CVE-2024-45794: 
Linux openSUSE vulnerability analysis and mitigation

Devtron, an open source tool integration platform for Kubernetes, was found to contain a SQL injection vulnerability (CVE-2024-45794). The vulnerability was discovered in versions prior to 0.7.2, where an authenticated user with minimum permissions could exploit SQL injection via the CreateUser API (/orchestrator/user). The issue was disclosed on November 7, 2024, and has been addressed in version 0.7.2 (GitHub Advisory).

The vulnerability exists in the CreateUser API endpoint (/orchestrator/user) where user input is not properly sanitized. The SQL injection occurs in the dbConnection.Query function within the UserAuthRepository.go file. The CVSS v3.1 base score is 8.8 (High) with the vector string CVSS:3.1/AV:N/AC:L/PR:L/UI:N/S:U/C:H/I:H/A:H, indicating a serious security issue that requires low attack complexity and no user interaction (NVD).

The vulnerability allows authenticated attackers to execute malicious SQL queries through the CreateUser API. This could potentially lead to unauthorized access to sensitive database information, manipulation of database contents, and possible elevation of privileges within the application (GitHub Advisory).

Users are advised to upgrade to version 0.7.2 which contains the fix for this vulnerability. There are no known workarounds for this security issue (NVD).

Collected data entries
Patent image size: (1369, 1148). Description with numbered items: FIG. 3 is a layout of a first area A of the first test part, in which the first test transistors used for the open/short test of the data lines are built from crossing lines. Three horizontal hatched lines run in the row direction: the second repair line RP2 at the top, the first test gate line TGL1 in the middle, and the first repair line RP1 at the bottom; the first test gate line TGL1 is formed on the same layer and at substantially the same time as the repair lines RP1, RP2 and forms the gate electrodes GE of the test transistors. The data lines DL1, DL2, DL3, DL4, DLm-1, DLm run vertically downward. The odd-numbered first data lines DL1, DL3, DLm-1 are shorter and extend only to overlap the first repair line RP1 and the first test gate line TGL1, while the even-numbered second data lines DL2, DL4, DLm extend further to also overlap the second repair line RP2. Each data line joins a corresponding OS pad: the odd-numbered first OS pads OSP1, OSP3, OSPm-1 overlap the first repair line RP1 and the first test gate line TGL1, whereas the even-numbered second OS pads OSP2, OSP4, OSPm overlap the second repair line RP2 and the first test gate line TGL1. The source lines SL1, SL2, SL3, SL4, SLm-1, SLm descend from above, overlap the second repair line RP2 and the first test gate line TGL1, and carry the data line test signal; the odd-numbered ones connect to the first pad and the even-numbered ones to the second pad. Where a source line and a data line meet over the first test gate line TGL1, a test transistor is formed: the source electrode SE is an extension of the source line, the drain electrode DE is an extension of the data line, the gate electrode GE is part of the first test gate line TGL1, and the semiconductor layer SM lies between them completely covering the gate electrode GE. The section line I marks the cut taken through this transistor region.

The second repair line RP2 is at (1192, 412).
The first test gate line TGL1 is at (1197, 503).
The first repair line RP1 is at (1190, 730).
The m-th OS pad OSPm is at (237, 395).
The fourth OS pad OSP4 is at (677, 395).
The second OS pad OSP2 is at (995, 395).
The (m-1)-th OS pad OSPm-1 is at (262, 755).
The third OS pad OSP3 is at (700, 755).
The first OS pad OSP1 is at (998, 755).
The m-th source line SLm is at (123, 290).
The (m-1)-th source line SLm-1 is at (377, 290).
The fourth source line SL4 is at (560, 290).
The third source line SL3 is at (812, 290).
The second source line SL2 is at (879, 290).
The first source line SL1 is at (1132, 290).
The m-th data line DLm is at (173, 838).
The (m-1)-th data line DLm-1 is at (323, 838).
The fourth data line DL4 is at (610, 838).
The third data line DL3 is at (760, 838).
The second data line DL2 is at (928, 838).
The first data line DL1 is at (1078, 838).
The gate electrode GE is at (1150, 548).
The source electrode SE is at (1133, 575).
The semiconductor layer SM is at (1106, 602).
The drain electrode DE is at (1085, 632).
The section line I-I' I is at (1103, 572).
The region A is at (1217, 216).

Questions on the material:
**A.** According to the Devtron vulnerability write-up, which file contains the dbConnection.Query function where the SQL injection occurs?
**B.** Reproduce everything in the Devtron vulnerability write-up from "The vulnerability exists" down to "user interaction (NVD).".
These entries have no connection to the Devtron vulnerability write-up.

Answers below:
**A.** UserAuthRepository.go

**B.**
The vulnerability exists in the CreateUser API endpoint (/orchestrator/user) where user input is not properly sanitized. The SQL injection occurs in the dbConnection.Query function within the UserAuthRepository.go file. The CVSS v3.1 base score is 8.8 (High) with the vector string CVSS:3.1/AV:N/AC:L/PR:L/UI:N/S:U/C:H/I:H/A:H, indicating a serious security issue that requires low attack complexity and no user interaction (NVD).